## [Problem description]
Return each entry exactly, with none missing.

+ + +

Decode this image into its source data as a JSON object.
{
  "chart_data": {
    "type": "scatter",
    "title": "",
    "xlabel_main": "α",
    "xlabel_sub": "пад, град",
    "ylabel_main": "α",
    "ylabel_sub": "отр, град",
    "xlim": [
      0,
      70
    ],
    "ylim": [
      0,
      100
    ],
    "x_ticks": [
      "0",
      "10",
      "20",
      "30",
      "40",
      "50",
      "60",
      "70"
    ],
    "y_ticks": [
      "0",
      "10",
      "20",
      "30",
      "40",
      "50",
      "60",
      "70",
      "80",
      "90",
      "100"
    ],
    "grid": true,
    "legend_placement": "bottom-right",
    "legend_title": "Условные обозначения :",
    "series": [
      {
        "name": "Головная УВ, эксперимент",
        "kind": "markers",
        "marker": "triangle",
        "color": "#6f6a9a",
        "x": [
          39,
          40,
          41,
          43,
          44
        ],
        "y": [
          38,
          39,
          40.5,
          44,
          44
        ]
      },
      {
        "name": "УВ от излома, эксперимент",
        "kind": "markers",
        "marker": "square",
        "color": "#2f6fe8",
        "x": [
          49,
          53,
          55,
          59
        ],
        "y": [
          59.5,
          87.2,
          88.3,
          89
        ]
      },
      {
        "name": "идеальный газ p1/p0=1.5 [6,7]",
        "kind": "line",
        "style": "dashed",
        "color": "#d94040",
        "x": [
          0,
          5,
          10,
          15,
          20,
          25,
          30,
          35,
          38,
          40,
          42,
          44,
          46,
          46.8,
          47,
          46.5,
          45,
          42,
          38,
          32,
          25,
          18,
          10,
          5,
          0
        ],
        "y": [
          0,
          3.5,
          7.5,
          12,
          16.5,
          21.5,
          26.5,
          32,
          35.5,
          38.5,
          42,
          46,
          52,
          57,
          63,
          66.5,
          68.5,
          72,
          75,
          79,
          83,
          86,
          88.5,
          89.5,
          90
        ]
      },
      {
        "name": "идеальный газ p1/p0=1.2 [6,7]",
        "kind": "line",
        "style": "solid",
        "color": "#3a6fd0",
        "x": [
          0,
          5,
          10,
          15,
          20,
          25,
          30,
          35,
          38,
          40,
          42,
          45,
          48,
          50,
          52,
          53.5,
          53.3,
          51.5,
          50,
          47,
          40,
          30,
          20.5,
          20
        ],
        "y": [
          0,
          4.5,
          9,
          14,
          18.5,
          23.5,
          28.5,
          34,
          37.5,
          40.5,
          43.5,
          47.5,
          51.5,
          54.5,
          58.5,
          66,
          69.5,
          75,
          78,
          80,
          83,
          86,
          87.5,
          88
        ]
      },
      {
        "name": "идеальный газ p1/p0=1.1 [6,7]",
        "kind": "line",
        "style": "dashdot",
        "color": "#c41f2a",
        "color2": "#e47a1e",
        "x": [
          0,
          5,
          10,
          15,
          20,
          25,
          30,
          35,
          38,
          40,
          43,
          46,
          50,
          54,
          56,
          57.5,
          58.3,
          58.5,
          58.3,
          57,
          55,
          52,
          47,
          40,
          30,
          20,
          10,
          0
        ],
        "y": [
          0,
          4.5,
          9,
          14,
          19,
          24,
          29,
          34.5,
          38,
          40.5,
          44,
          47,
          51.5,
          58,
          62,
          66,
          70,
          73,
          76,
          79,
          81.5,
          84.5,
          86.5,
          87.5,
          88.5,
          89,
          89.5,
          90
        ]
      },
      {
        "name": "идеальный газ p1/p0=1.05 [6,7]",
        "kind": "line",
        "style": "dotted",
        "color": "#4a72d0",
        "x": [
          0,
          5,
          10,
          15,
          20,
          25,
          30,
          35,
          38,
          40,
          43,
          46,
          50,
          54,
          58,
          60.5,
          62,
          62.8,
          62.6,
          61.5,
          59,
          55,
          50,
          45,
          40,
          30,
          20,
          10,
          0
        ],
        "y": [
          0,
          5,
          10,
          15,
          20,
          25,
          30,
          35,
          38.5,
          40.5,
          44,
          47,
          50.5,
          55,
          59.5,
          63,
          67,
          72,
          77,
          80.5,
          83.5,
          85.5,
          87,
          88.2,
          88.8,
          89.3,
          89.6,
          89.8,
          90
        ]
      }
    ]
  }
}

+ + +

## [Result for this exercise]
Decode this image into its source data as a JSON object.
{
  "chart_data": {
    "type": "scatter",
    "title": "",
    "xlabel_main": "α",
    "xlabel_sub": "пад, град",
    "ylabel_main": "α",
    "ylabel_sub": "отр, град",
    "xlim": [
      0,
      70
    ],
    "ylim": [
      0,
      100
    ],
    "x_ticks": [
      "0",
      "10",
      "20",
      "30",
      "40",
      "50",
      "60",
      "70"
    ],
    "y_ticks": [
      "0",
      "10",
      "20",
      "30",
      "40",
      "50",
      "60",
      "70",
      "80",
      "90",
      "100"
    ],
    "grid": true,
    "legend_placement": "bottom-right",
    "legend_title": "Условные обозначения :",
    "series": [
      {
        "name": "Головная УВ, эксперимент",
        "kind": "markers",
        "marker": "triangle",
        "color": "#6f6a9a",
        "x": [
          39,
          40,
          41,
          43,
          44
        ],
        "y": [
          38,
          39,
          40.5,
          44,
          44
        ]
      },
      {
        "name": "УВ от излома, эксперимент",
        "kind": "markers",
        "marker": "square",
        "color": "#2f6fe8",
        "x": [
          49,
          53,
          55,
          59
        ],
        "y": [
          59.5,
          87.2,
          88.3,
          89
        ]
      },
      {
        "name": "идеальный газ p1/p0=1.5 [6,7]",
        "kind": "line",
        "style": "dashed",
        "color": "#d94040",
        "x": [
          0,
          5,
          10,
          15,
          20,
          25,
          30,
          35,
          38,
          40,
          42,
          44,
          46,
          46.8,
          47,
          46.5,
          45,
          42,
          38,
          32,
          25,
          18,
          10,
          5,
          0
        ],
        "y": [
          0,
          3.5,
          7.5,
          12,
          16.5,
          21.5,
          26.5,
          32,
          35.5,
          38.5,
          42,
          46,
          52,
          57,
          63,
          66.5,
          68.5,
          72,
          75,
          79,
          83,
          86,
          88.5,
          89.5,
          90
        ]
      },
      {
        "name": "идеальный газ p1/p0=1.2 [6,7]",
        "kind": "line",
        "style": "solid",
        "color": "#3a6fd0",
        "x": [
          0,
          5,
          10,
          15,
          20,
          25,
          30,
          35,
          38,
          40,
          42,
          45,
          48,
          50,
          52,
          53.5,
          53.3,
          51.5,
          50,
          47,
          40,
          30,
          20.5,
          20
        ],
        "y": [
          0,
          4.5,
          9,
          14,
          18.5,
          23.5,
          28.5,
          34,
          37.5,
          40.5,
          43.5,
          47.5,
          51.5,
          54.5,
          58.5,
          66,
          69.5,
          75,
          78,
          80,
          83,
          86,
          87.5,
          88
        ]
      },
      {
        "name": "идеальный газ p1/p0=1.1 [6,7]",
        "kind": "line",
        "style": "dashdot",
        "color": "#c41f2a",
        "color2": "#e47a1e",
        "x": [
          0,
          5,
          10,
          15,
          20,
          25,
          30,
          35,
          38,
          40,
          43,
          46,
          50,
          54,
          56,
          57.5,
          58.3,
          58.5,
          58.3,
          57,
          55,
          52,
          47,
          40,
          30,
          20,
          10,
          0
        ],
        "y": [
          0,
          4.5,
          9,
          14,
          19,
          24,
          29,
          34.5,
          38,
          40.5,
          44,
          47,
          51.5,
          58,
          62,
          66,
          70,
          73,
          76,
          79,
          81.5,
          84.5,
          86.5,
          87.5,
          88.5,
          89,
          89.5,
          90
        ]
      },
      {
        "name": "идеальный газ p1/p0=1.05 [6,7]",
        "kind": "line",
        "style": "dotted",
        "color": "#4a72d0",
        "x": [
          0,
          5,
          10,
          15,
          20,
          25,
          30,
          35,
          38,
          40,
          43,
          46,
          50,
          54,
          58,
          60.5,
          62,
          62.8,
          62.6,
          61.5,
          59,
          55,
          50,
          45,
          40,
          30,
          20,
          10,
          0
        ],
        "y": [
          0,
          5,
          10,
          15,
          20,
          25,
          30,
          35,
          38.5,
          40.5,
          44,
          47,
          50.5,
          55,
          59.5,
          63,
          67,
          72,
          77,
          80.5,
          83.5,
          85.5,
          87,
          88.2,
          88.8,
          89.3,
          89.6,
          89.8,
          90
        ]
      }
    ]
  }
}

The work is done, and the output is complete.